• WHAT NEEDS TO BE DONE: Quote the entries that follow exactly, leaving none out.

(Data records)
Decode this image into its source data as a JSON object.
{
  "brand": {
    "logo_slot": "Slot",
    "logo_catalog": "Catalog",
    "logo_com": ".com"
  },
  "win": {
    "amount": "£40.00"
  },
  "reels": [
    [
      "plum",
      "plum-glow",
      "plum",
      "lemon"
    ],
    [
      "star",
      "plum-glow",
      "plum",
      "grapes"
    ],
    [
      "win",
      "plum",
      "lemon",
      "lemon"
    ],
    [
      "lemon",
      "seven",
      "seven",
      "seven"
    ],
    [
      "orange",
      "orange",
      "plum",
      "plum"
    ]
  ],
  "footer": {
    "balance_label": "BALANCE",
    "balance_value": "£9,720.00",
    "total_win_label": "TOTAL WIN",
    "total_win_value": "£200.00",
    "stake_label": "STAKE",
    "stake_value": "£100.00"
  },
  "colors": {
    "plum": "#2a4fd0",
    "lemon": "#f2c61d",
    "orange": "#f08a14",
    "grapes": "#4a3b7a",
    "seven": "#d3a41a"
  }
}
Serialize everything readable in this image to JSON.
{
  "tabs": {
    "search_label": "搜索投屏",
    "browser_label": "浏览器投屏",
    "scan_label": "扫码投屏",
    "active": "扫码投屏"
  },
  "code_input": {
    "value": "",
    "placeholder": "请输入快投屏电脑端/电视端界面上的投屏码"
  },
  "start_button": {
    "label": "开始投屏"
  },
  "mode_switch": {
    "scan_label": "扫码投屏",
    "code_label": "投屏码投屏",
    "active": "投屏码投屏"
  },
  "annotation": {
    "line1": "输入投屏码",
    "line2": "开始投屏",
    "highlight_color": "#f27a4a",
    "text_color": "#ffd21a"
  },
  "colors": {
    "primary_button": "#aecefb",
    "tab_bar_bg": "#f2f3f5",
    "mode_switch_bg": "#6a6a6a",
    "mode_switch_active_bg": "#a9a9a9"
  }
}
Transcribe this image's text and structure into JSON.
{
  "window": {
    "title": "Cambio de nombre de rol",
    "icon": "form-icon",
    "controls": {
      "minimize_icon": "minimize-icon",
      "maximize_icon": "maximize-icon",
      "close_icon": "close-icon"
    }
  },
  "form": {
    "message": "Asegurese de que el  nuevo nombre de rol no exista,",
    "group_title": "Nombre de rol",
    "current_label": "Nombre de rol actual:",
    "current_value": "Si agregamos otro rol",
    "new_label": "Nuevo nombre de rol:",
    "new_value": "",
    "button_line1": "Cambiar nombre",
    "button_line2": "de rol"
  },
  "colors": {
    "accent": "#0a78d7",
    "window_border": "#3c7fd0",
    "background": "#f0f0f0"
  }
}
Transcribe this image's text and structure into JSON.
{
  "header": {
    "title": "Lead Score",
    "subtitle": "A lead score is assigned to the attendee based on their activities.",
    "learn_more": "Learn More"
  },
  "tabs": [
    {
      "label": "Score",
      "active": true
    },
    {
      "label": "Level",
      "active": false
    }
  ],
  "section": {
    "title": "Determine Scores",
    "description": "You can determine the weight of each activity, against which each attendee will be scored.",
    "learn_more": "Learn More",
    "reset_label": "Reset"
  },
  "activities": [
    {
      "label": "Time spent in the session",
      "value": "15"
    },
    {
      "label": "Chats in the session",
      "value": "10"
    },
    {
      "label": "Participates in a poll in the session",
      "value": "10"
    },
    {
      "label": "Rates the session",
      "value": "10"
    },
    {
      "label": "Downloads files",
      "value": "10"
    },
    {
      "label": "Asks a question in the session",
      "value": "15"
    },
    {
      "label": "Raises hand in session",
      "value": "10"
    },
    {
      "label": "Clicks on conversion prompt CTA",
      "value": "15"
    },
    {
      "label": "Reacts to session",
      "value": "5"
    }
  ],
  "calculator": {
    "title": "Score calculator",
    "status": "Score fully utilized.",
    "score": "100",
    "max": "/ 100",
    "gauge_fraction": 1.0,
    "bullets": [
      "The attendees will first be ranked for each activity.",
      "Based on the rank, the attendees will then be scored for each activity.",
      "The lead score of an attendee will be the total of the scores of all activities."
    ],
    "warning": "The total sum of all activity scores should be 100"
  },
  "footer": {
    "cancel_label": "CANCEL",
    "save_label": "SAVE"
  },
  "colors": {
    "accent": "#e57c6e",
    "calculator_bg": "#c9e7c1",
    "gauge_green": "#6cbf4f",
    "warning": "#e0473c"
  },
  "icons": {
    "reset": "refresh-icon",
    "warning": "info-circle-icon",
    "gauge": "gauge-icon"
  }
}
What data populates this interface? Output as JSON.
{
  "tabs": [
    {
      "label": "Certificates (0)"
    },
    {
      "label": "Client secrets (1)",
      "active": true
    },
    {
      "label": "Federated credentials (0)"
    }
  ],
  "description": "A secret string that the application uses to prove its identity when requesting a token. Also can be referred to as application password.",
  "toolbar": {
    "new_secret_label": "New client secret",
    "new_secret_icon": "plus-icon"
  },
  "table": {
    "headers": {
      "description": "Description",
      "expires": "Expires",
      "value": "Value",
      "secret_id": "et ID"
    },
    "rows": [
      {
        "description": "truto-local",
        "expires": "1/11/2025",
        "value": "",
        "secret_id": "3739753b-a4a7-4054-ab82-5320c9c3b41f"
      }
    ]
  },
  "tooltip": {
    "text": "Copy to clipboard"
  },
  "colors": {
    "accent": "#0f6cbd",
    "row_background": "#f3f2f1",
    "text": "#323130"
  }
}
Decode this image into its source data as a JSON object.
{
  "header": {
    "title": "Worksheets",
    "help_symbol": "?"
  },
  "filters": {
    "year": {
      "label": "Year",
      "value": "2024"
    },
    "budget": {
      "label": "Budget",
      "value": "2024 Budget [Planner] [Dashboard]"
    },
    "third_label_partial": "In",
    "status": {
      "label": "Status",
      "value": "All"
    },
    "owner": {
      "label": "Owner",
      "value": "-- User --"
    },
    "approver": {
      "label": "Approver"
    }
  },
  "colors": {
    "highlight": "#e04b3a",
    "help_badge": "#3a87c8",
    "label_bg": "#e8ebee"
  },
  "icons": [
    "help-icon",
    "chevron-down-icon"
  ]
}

• RESPONSE TO THE EXERCISE:
Decode this image into its source data as a JSON object.
{
  "brand": {
    "logo_slot": "Slot",
    "logo_catalog": "Catalog",
    "logo_com": ".com"
  },
  "win": {
    "amount": "£40.00"
  },
  "reels": [
    [
      "plum",
      "plum-glow",
      "plum",
      "lemon"
    ],
    [
      "star",
      "plum-glow",
      "plum",
      "grapes"
    ],
    [
      "win",
      "plum",
      "lemon",
      "lemon"
    ],
    [
      "lemon",
      "seven",
      "seven",
      "seven"
    ],
    [
      "orange",
      "orange",
      "plum",
      "plum"
    ]
  ],
  "footer": {
    "balance_label": "BALANCE",
    "balance_value": "£9,720.00",
    "total_win_label": "TOTAL WIN",
    "total_win_value": "£200.00",
    "stake_label": "STAKE",
    "stake_value": "£100.00"
  },
  "colors": {
    "plum": "#2a4fd0",
    "lemon": "#f2c61d",
    "orange": "#f08a14",
    "grapes": "#4a3b7a",
    "seven": "#d3a41a"
  }
}
Serialize everything readable in this image to JSON.
{
  "tabs": {
    "search_label": "搜索投屏",
    "browser_label": "浏览器投屏",
    "scan_label": "扫码投屏",
    "active": "扫码投屏"
  },
  "code_input": {
    "value": "",
    "placeholder": "请输入快投屏电脑端/电视端界面上的投屏码"
  },
  "start_button": {
    "label": "开始投屏"
  },
  "mode_switch": {
    "scan_label": "扫码投屏",
    "code_label": "投屏码投屏",
    "active": "投屏码投屏"
  },
  "annotation": {
    "line1": "输入投屏码",
    "line2": "开始投屏",
    "highlight_color": "#f27a4a",
    "text_color": "#ffd21a"
  },
  "colors": {
    "primary_button": "#aecefb",
    "tab_bar_bg": "#f2f3f5",
    "mode_switch_bg": "#6a6a6a",
    "mode_switch_active_bg": "#a9a9a9"
  }
}
Transcribe this image's text and structure into JSON.
{
  "window": {
    "title": "Cambio de nombre de rol",
    "icon": "form-icon",
    "controls": {
      "minimize_icon": "minimize-icon",
      "maximize_icon": "maximize-icon",
      "close_icon": "close-icon"
    }
  },
  "form": {
    "message": "Asegurese de que el  nuevo nombre de rol no exista,",
    "group_title": "Nombre de rol",
    "current_label": "Nombre de rol actual:",
    "current_value": "Si agregamos otro rol",
    "new_label": "Nuevo nombre de rol:",
    "new_value": "",
    "button_line1": "Cambiar nombre",
    "button_line2": "de rol"
  },
  "colors": {
    "accent": "#0a78d7",
    "window_border": "#3c7fd0",
    "background": "#f0f0f0"
  }
}
Transcribe this image's text and structure into JSON.
{
  "header": {
    "title": "Lead Score",
    "subtitle": "A lead score is assigned to the attendee based on their activities.",
    "learn_more": "Learn More"
  },
  "tabs": [
    {
      "label": "Score",
      "active": true
    },
    {
      "label": "Level",
      "active": false
    }
  ],
  "section": {
    "title": "Determine Scores",
    "description": "You can determine the weight of each activity, against which each attendee will be scored.",
    "learn_more": "Learn More",
    "reset_label": "Reset"
  },
  "activities": [
    {
      "label": "Time spent in the session",
      "value": "15"
    },
    {
      "label": "Chats in the session",
      "value": "10"
    },
    {
      "label": "Participates in a poll in the session",
      "value": "10"
    },
    {
      "label": "Rates the session",
      "value": "10"
    },
    {
      "label": "Downloads files",
      "value": "10"
    },
    {
      "label": "Asks a question in the session",
      "value": "15"
    },
    {
      "label": "Raises hand in session",
      "value": "10"
    },
    {
      "label": "Clicks on conversion prompt CTA",
      "value": "15"
    },
    {
      "label": "Reacts to session",
      "value": "5"
    }
  ],
  "calculator": {
    "title": "Score calculator",
    "status": "Score fully utilized.",
    "score": "100",
    "max": "/ 100",
    "gauge_fraction": 1.0,
    "bullets": [
      "The attendees will first be ranked for each activity.",
      "Based on the rank, the attendees will then be scored for each activity.",
      "The lead score of an attendee will be the total of the scores of all activities."
    ],
    "warning": "The total sum of all activity scores should be 100"
  },
  "footer": {
    "cancel_label": "CANCEL",
    "save_label": "SAVE"
  },
  "colors": {
    "accent": "#e57c6e",
    "calculator_bg": "#c9e7c1",
    "gauge_green": "#6cbf4f",
    "warning": "#e0473c"
  },
  "icons": {
    "reset": "refresh-icon",
    "warning": "info-circle-icon",
    "gauge": "gauge-icon"
  }
}
What data populates this interface? Output as JSON.
{
  "tabs": [
    {
      "label": "Certificates (0)"
    },
    {
      "label": "Client secrets (1)",
      "active": true
    },
    {
      "label": "Federated credentials (0)"
    }
  ],
  "description": "A secret string that the application uses to prove its identity when requesting a token. Also can be referred to as application password.",
  "toolbar": {
    "new_secret_label": "New client secret",
    "new_secret_icon": "plus-icon"
  },
  "table": {
    "headers": {
      "description": "Description",
      "expires": "Expires",
      "value": "Value",
      "secret_id": "et ID"
    },
    "rows": [
      {
        "description": "truto-local",
        "expires": "1/11/2025",
        "value": "",
        "secret_id": "3739753b-a4a7-4054-ab82-5320c9c3b41f"
      }
    ]
  },
  "tooltip": {
    "text": "Copy to clipboard"
  },
  "colors": {
    "accent": "#0f6cbd",
    "row_background": "#f3f2f1",
    "text": "#323130"
  }
}
Decode this image into its source data as a JSON object.
{
  "header": {
    "title": "Worksheets",
    "help_symbol": "?"
  },
  "filters": {
    "year": {
      "label": "Year",
      "value": "2024"
    },
    "budget": {
      "label": "Budget",
      "value": "2024 Budget [Planner] [Dashboard]"
    },
    "third_label_partial": "In",
    "status": {
      "label": "Status",
      "value": "All"
    },
    "owner": {
      "label": "Owner",
      "value": "-- User --"
    },
    "approver": {
      "label": "Approver"
    }
  },
  "colors": {
    "highlight": "#e04b3a",
    "help_badge": "#3a87c8",
    "label_bg": "#e8ebee"
  },
  "icons": [
    "help-icon",
    "chevron-down-icon"
  ]
}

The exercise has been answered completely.